▶ [Task to complete]:
From the records below, pull each line that has "SpkrModel".

▶ [Records for processing]:
_ _ _
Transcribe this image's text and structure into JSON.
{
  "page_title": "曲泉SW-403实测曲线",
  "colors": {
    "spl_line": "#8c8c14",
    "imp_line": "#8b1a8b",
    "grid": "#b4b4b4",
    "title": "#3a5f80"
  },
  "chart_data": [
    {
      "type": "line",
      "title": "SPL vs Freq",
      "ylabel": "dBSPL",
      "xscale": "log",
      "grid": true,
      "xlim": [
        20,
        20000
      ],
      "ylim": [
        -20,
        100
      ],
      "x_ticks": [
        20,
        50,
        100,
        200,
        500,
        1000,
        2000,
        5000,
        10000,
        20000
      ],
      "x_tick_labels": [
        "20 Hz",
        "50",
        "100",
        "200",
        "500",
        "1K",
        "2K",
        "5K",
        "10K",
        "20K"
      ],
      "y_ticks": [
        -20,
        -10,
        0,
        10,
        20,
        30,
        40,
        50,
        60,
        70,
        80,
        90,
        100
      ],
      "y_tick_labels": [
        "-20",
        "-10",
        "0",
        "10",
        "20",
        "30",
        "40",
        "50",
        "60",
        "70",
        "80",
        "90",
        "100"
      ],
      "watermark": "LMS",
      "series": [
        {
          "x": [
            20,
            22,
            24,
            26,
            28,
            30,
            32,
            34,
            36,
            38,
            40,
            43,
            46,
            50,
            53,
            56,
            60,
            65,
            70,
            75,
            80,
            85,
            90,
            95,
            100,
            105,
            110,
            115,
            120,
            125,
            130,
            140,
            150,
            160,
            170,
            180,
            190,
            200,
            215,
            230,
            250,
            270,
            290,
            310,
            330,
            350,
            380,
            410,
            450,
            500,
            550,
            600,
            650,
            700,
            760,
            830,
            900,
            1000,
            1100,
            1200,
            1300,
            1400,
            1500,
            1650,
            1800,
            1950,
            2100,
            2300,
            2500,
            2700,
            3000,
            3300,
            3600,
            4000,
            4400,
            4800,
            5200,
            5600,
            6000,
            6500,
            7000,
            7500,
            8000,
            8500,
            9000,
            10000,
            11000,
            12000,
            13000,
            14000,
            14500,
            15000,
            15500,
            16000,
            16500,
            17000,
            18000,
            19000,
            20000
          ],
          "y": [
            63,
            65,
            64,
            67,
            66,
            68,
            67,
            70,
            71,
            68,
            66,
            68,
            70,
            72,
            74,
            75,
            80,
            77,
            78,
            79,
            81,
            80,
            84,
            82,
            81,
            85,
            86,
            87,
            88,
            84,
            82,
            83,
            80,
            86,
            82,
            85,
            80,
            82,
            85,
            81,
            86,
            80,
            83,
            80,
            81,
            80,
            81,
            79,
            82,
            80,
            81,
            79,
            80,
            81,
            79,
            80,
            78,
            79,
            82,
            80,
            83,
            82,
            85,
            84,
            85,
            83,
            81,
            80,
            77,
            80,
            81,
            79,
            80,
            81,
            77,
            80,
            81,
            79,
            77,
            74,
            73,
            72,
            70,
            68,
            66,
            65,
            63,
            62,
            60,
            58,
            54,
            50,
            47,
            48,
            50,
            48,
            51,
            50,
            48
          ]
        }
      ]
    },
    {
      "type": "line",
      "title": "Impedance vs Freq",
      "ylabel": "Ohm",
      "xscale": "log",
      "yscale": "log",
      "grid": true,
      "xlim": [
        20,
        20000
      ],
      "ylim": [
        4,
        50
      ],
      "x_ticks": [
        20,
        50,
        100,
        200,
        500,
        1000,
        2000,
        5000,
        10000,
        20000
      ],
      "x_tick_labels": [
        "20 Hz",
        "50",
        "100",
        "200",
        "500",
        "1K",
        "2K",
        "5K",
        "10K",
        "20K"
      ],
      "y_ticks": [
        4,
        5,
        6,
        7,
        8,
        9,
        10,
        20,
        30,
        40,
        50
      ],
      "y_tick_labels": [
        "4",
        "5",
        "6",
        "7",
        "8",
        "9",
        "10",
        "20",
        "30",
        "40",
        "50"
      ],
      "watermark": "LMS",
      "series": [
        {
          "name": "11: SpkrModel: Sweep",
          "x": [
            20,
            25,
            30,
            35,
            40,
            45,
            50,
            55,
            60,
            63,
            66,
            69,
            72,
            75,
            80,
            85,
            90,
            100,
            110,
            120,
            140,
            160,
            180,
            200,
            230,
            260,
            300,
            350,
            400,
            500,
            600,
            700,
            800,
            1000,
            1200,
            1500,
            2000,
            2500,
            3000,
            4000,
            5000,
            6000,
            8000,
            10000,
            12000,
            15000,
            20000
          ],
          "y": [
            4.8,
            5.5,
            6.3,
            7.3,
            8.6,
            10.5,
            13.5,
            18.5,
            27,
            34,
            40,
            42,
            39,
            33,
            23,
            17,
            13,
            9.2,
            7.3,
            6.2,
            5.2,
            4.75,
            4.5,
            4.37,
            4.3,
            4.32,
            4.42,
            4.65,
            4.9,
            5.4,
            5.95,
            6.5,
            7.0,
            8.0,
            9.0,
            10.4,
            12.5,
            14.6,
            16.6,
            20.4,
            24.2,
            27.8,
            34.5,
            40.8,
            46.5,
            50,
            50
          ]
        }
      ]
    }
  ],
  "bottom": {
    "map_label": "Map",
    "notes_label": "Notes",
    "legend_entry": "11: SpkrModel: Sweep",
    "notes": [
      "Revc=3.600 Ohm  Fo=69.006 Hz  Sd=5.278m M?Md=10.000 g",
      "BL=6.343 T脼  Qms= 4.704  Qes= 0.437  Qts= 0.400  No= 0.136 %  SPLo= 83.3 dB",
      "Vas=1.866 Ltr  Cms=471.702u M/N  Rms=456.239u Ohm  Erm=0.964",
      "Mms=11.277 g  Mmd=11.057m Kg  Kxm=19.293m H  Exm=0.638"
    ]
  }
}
_ _ _
▶ [Complete output]:
          "name": "11: SpkrModel: Sweep",
    "legend_entry": "11: SpkrModel: Sweep",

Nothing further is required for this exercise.